(The problem) Identify all lines below that hold "document" and collect them.

(Raw records)
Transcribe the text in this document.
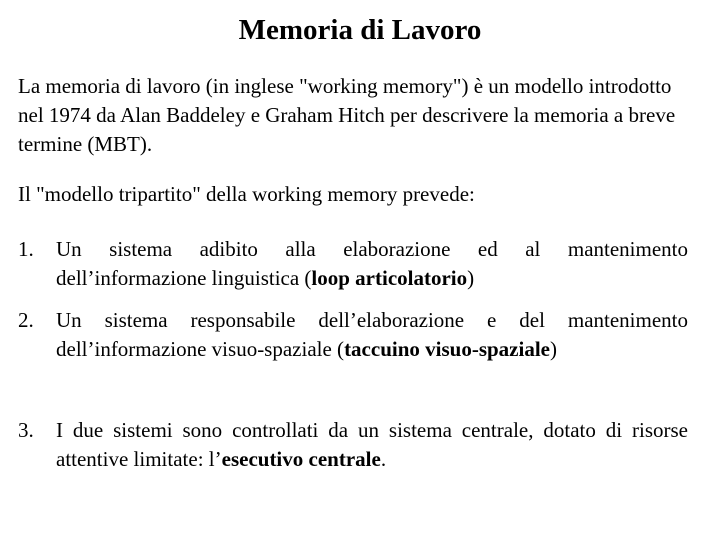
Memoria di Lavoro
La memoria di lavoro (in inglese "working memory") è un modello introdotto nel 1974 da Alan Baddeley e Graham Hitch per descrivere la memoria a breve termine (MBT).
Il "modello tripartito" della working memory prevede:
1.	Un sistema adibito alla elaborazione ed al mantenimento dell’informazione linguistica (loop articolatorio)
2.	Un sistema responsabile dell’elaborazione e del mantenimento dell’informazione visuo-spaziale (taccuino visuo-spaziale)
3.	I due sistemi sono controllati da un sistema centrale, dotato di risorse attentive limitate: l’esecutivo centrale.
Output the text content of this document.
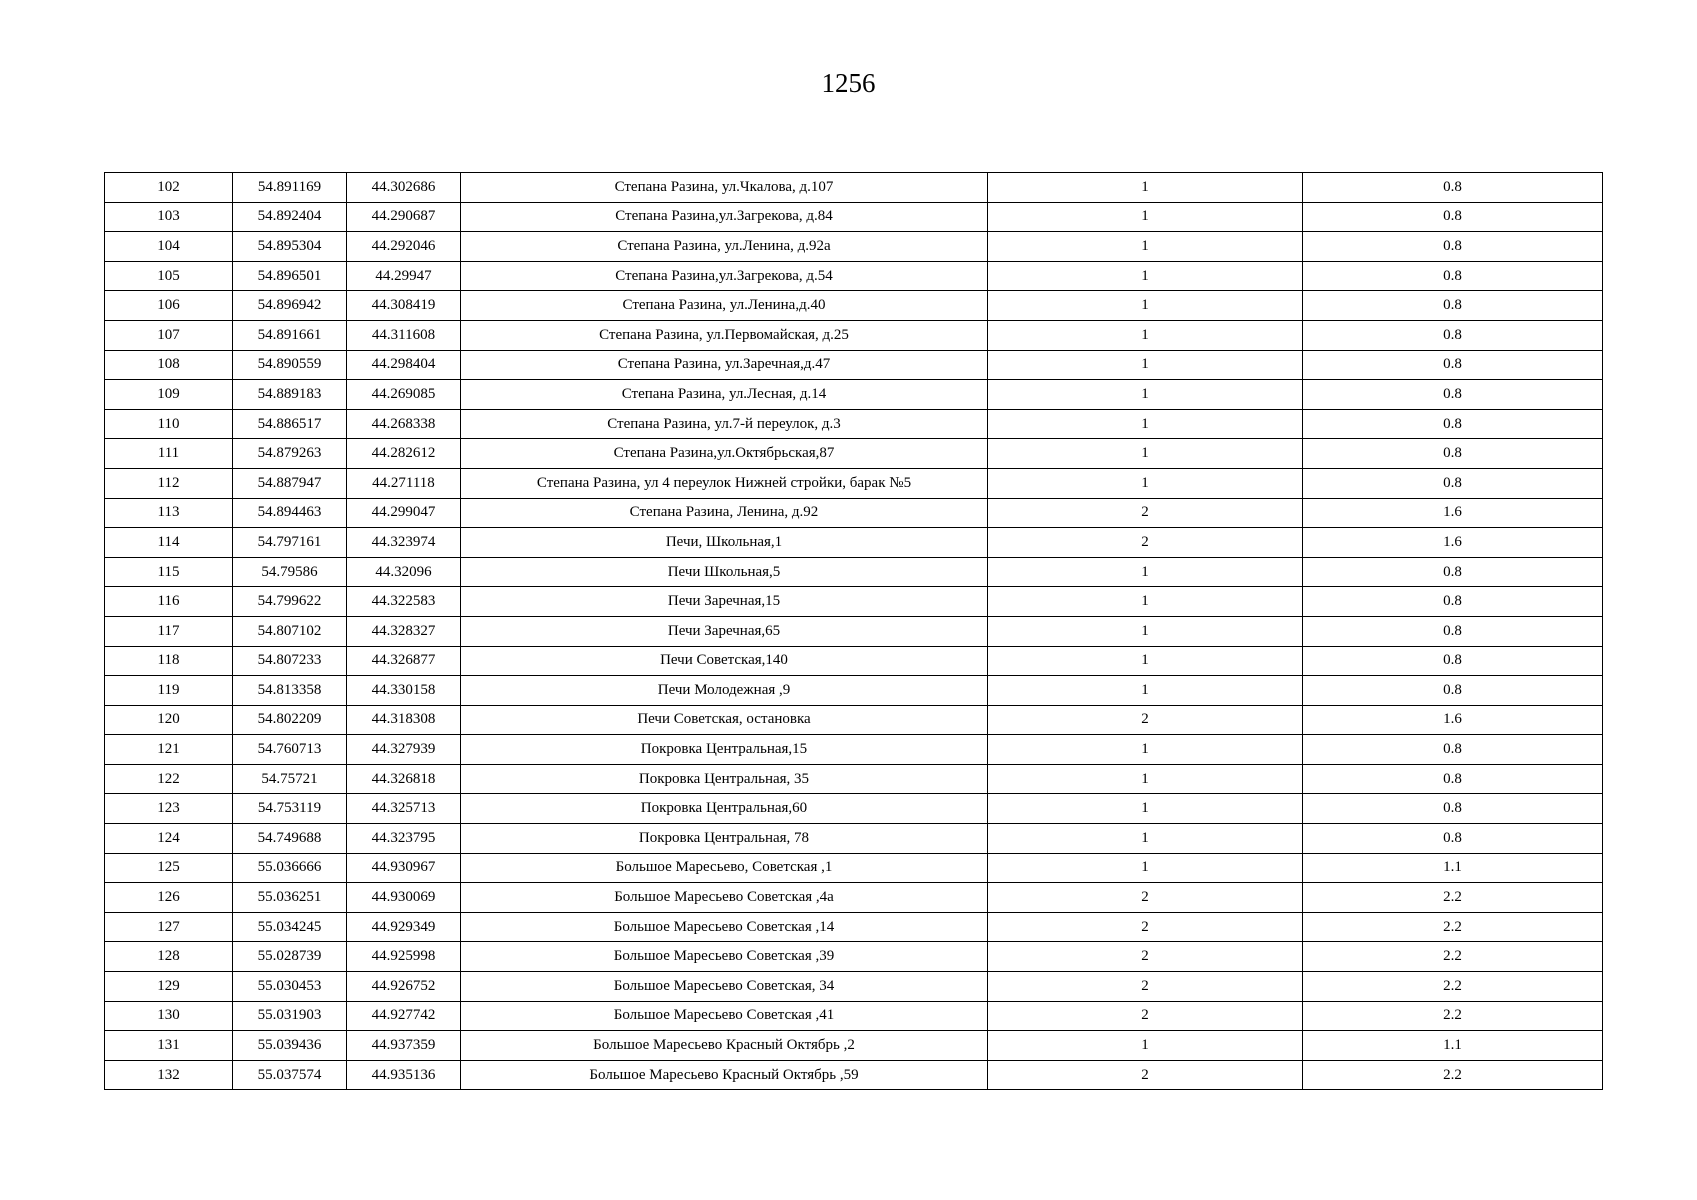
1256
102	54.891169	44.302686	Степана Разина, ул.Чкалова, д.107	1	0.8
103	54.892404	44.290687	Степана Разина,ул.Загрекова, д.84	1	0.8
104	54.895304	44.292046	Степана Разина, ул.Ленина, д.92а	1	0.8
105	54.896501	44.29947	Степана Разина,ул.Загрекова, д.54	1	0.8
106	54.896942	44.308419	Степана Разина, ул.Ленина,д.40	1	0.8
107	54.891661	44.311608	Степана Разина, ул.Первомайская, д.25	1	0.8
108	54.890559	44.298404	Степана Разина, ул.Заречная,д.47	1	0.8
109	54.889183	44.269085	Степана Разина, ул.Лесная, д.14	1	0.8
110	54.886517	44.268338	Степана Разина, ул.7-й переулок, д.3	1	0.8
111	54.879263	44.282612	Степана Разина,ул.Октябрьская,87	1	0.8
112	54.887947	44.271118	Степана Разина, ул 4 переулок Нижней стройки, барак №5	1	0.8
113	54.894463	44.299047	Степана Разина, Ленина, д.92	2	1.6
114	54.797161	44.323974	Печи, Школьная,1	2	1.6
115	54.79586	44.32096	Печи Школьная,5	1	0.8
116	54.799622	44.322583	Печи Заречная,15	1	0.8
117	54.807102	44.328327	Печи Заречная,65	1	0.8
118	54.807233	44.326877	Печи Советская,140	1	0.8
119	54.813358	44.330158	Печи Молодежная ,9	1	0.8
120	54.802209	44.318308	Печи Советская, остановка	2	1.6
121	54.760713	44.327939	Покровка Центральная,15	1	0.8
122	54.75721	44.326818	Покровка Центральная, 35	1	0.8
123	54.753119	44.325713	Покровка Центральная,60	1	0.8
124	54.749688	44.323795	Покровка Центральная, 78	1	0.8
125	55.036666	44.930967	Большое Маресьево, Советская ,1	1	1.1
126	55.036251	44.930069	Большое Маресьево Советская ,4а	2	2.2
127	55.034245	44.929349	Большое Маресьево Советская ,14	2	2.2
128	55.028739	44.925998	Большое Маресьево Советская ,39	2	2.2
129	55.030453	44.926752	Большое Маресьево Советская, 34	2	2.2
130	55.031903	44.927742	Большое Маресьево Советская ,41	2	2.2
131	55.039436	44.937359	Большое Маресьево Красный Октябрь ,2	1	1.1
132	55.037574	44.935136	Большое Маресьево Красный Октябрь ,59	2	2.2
---
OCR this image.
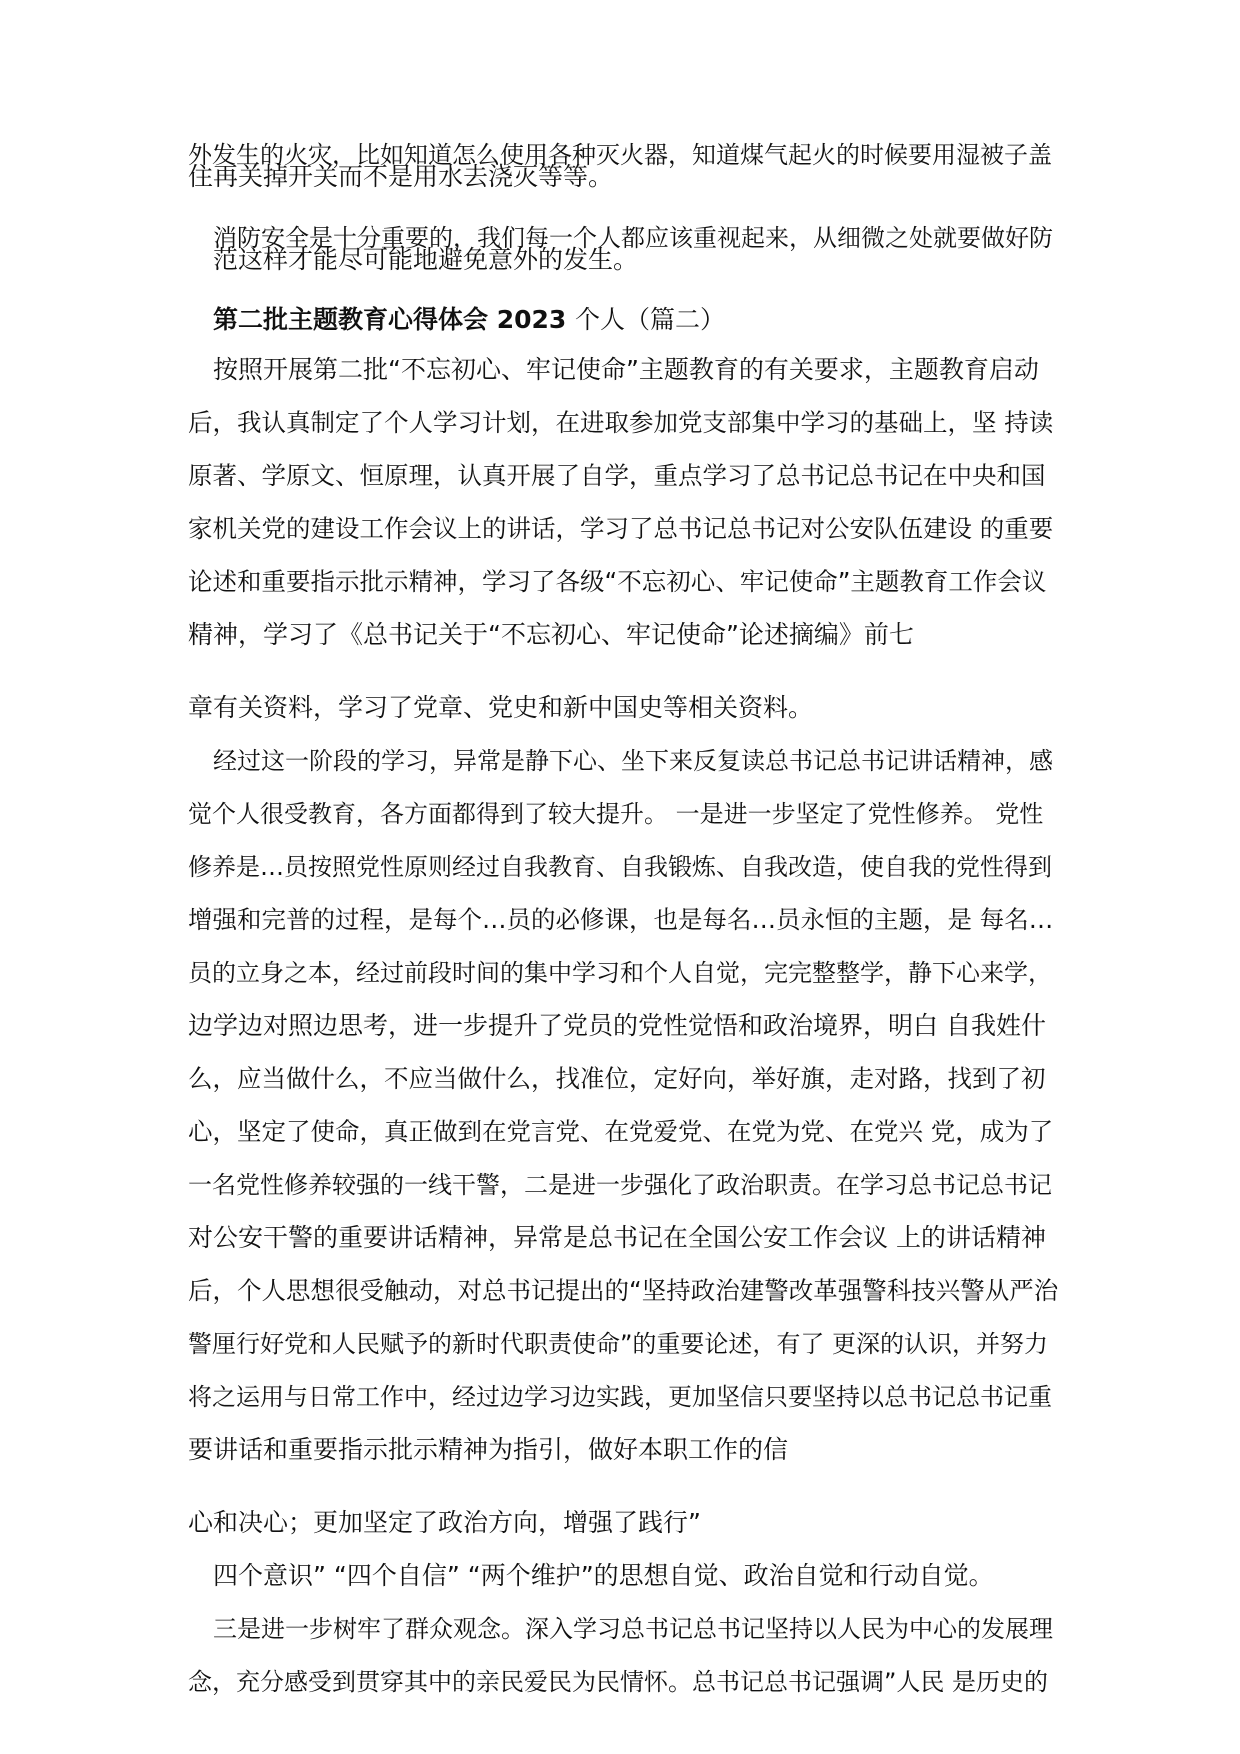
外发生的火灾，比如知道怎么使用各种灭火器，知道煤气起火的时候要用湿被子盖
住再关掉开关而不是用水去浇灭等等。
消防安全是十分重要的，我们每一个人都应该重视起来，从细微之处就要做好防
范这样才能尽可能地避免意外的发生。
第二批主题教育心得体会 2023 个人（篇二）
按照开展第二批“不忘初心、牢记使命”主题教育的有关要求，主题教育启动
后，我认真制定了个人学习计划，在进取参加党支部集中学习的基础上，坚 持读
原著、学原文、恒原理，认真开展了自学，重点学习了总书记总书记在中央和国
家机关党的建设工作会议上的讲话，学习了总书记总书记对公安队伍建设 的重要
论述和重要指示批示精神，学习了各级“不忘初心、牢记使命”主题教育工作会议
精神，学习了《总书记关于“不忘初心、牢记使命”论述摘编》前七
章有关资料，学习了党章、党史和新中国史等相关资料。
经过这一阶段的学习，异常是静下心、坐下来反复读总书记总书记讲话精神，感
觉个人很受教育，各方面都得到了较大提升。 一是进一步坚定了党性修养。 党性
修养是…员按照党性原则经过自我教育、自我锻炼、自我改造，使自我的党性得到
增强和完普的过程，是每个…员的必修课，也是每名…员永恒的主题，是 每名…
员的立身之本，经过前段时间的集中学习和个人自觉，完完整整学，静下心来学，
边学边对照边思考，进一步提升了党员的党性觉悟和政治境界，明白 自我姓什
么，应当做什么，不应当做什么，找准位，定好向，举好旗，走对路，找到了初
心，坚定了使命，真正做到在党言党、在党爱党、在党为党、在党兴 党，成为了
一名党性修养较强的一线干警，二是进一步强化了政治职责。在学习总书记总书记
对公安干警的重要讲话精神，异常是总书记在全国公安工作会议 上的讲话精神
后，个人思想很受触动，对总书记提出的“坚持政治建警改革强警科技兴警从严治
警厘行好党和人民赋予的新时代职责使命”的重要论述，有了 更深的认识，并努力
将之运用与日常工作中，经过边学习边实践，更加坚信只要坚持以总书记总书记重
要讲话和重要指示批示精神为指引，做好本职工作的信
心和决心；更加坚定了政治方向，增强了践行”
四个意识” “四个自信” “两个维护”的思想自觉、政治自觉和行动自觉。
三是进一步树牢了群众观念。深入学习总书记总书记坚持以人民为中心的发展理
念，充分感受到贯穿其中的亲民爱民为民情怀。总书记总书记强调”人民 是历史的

(Solution for this exercise)
Transcribe the text in this document.
Output the text content of this document.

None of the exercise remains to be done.